YOUR OBJECTIVE:
Each entry, as given, must be output unchanged.

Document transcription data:
*** Begin section ***

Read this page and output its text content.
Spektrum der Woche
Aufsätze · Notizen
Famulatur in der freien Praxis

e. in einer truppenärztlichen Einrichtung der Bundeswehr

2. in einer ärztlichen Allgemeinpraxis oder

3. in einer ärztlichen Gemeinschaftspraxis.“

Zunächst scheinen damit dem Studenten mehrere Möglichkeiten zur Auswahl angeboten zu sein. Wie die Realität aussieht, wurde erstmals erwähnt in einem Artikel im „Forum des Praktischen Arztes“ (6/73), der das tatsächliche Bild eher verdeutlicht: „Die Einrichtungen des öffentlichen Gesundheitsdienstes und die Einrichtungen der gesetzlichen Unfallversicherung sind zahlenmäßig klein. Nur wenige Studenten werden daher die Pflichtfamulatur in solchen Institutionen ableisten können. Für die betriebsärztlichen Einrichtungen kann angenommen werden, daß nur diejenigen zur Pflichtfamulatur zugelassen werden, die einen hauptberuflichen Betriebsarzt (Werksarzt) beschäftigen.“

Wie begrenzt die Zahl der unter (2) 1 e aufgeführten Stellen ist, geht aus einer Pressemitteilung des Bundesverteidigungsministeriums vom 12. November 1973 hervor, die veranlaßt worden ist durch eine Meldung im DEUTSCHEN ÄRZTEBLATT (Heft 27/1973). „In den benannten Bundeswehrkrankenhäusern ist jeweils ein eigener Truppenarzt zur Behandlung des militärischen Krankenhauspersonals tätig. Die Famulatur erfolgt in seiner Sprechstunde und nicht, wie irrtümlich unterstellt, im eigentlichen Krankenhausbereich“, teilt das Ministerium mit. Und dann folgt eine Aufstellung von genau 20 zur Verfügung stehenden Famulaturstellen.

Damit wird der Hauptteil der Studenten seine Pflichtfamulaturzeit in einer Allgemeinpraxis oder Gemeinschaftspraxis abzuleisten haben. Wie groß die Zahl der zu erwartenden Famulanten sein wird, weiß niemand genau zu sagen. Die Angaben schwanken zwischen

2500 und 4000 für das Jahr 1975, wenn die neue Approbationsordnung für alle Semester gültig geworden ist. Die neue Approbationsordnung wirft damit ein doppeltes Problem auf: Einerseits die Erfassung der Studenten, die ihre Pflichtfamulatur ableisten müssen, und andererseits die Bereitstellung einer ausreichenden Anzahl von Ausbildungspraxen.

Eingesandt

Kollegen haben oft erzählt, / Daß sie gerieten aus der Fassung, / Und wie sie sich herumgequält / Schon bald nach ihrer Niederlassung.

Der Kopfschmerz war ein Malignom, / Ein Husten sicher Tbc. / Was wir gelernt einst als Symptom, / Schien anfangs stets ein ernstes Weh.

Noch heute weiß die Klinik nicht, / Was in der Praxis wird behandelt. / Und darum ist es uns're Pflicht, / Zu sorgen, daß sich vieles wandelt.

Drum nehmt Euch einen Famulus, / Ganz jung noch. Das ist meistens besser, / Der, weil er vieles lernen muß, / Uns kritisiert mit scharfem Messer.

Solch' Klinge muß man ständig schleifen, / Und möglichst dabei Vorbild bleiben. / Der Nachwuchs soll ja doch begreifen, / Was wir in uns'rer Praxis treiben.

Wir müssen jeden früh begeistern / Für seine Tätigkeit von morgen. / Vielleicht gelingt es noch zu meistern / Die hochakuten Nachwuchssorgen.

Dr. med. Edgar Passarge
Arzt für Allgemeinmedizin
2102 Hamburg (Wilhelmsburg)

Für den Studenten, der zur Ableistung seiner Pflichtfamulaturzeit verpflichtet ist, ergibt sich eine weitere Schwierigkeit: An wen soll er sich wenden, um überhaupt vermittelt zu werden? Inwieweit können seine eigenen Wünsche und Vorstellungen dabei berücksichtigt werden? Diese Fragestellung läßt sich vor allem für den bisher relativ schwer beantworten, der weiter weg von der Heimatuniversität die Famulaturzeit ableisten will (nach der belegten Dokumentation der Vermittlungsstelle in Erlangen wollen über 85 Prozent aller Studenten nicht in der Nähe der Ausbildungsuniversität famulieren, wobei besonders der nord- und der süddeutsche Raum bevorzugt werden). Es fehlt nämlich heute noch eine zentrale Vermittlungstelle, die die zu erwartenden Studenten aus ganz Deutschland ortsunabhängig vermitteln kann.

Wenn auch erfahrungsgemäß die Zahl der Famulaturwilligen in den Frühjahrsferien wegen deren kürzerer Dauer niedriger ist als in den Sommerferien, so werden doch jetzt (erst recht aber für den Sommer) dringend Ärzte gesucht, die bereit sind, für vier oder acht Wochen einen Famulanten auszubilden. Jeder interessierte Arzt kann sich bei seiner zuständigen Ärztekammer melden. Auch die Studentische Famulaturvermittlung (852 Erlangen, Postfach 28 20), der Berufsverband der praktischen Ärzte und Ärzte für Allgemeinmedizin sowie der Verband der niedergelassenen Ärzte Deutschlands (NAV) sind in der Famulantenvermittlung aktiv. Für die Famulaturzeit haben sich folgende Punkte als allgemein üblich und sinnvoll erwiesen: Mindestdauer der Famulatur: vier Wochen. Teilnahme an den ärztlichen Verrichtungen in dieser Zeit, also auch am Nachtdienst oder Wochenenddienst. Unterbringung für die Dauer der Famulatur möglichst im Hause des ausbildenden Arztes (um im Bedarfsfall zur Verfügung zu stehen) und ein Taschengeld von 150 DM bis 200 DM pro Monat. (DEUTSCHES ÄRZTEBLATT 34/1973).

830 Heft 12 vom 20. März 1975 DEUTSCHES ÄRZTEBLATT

*** End section ***

RESPONSE FOR THIS EXERCISE:
Read this page and output its text content.
Spektrum der Woche
Aufsätze · Notizen
Famulatur in der freien Praxis

e. in einer truppenärztlichen Einrichtung der Bundeswehr

2. in einer ärztlichen Allgemeinpraxis oder

3. in einer ärztlichen Gemeinschaftspraxis.“

Zunächst scheinen damit dem Studenten mehrere Möglichkeiten zur Auswahl angeboten zu sein. Wie die Realität aussieht, wurde erstmals erwähnt in einem Artikel im „Forum des Praktischen Arztes“ (6/73), der das tatsächliche Bild eher verdeutlicht: „Die Einrichtungen des öffentlichen Gesundheitsdienstes und die Einrichtungen der gesetzlichen Unfallversicherung sind zahlenmäßig klein. Nur wenige Studenten werden daher die Pflichtfamulatur in solchen Institutionen ableisten können. Für die betriebsärztlichen Einrichtungen kann angenommen werden, daß nur diejenigen zur Pflichtfamulatur zugelassen werden, die einen hauptberuflichen Betriebsarzt (Werksarzt) beschäftigen.“

Wie begrenzt die Zahl der unter (2) 1 e aufgeführten Stellen ist, geht aus einer Pressemitteilung des Bundesverteidigungsministeriums vom 12. November 1973 hervor, die veranlaßt worden ist durch eine Meldung im DEUTSCHEN ÄRZTEBLATT (Heft 27/1973). „In den benannten Bundeswehrkrankenhäusern ist jeweils ein eigener Truppenarzt zur Behandlung des militärischen Krankenhauspersonals tätig. Die Famulatur erfolgt in seiner Sprechstunde und nicht, wie irrtümlich unterstellt, im eigentlichen Krankenhausbereich“, teilt das Ministerium mit. Und dann folgt eine Aufstellung von genau 20 zur Verfügung stehenden Famulaturstellen.

Damit wird der Hauptteil der Studenten seine Pflichtfamulaturzeit in einer Allgemeinpraxis oder Gemeinschaftspraxis abzuleisten haben. Wie groß die Zahl der zu erwartenden Famulanten sein wird, weiß niemand genau zu sagen. Die Angaben schwanken zwischen

2500 und 4000 für das Jahr 1975, wenn die neue Approbationsordnung für alle Semester gültig geworden ist. Die neue Approbationsordnung wirft damit ein doppeltes Problem auf: Einerseits die Erfassung der Studenten, die ihre Pflichtfamulatur ableisten müssen, und andererseits die Bereitstellung einer ausreichenden Anzahl von Ausbildungspraxen.

Eingesandt

Kollegen haben oft erzählt, / Daß sie gerieten aus der Fassung, / Und wie sie sich herumgequält / Schon bald nach ihrer Niederlassung.

Der Kopfschmerz war ein Malignom, / Ein Husten sicher Tbc. / Was wir gelernt einst als Symptom, / Schien anfangs stets ein ernstes Weh.

Noch heute weiß die Klinik nicht, / Was in der Praxis wird behandelt. / Und darum ist es uns're Pflicht, / Zu sorgen, daß sich vieles wandelt.

Drum nehmt Euch einen Famulus, / Ganz jung noch. Das ist meistens besser, / Der, weil er vieles lernen muß, / Uns kritisiert mit scharfem Messer.

Solch' Klinge muß man ständig schleifen, / Und möglichst dabei Vorbild bleiben. / Der Nachwuchs soll ja doch begreifen, / Was wir in uns'rer Praxis treiben.

Wir müssen jeden früh begeistern / Für seine Tätigkeit von morgen. / Vielleicht gelingt es noch zu meistern / Die hochakuten Nachwuchssorgen.

Dr. med. Edgar Passarge
Arzt für Allgemeinmedizin
2102 Hamburg (Wilhelmsburg)

Für den Studenten, der zur Ableistung seiner Pflichtfamulaturzeit verpflichtet ist, ergibt sich eine weitere Schwierigkeit: An wen soll er sich wenden, um überhaupt vermittelt zu werden? Inwieweit können seine eigenen Wünsche und Vorstellungen dabei berücksichtigt werden? Diese Fragestellung läßt sich vor allem für den bisher relativ schwer beantworten, der weiter weg von der Heimatuniversität die Famulaturzeit ableisten will (nach der belegten Dokumentation der Vermittlungsstelle in Erlangen wollen über 85 Prozent aller Studenten nicht in der Nähe der Ausbildungsuniversität famulieren, wobei besonders der nord- und der süddeutsche Raum bevorzugt werden). Es fehlt nämlich heute noch eine zentrale Vermittlungstelle, die die zu erwartenden Studenten aus ganz Deutschland ortsunabhängig vermitteln kann.

Wenn auch erfahrungsgemäß die Zahl der Famulaturwilligen in den Frühjahrsferien wegen deren kürzerer Dauer niedriger ist als in den Sommerferien, so werden doch jetzt (erst recht aber für den Sommer) dringend Ärzte gesucht, die bereit sind, für vier oder acht Wochen einen Famulanten auszubilden. Jeder interessierte Arzt kann sich bei seiner zuständigen Ärztekammer melden. Auch die Studentische Famulaturvermittlung (852 Erlangen, Postfach 28 20), der Berufsverband der praktischen Ärzte und Ärzte für Allgemeinmedizin sowie der Verband der niedergelassenen Ärzte Deutschlands (NAV) sind in der Famulantenvermittlung aktiv. Für die Famulaturzeit haben sich folgende Punkte als allgemein üblich und sinnvoll erwiesen: Mindestdauer der Famulatur: vier Wochen. Teilnahme an den ärztlichen Verrichtungen in dieser Zeit, also auch am Nachtdienst oder Wochenenddienst. Unterbringung für die Dauer der Famulatur möglichst im Hause des ausbildenden Arztes (um im Bedarfsfall zur Verfügung zu stehen) und ein Taschengeld von 150 DM bis 200 DM pro Monat. (DEUTSCHES ÄRZTEBLATT 34/1973).

830 Heft 12 vom 20. März 1975 DEUTSCHES ÄRZTEBLATT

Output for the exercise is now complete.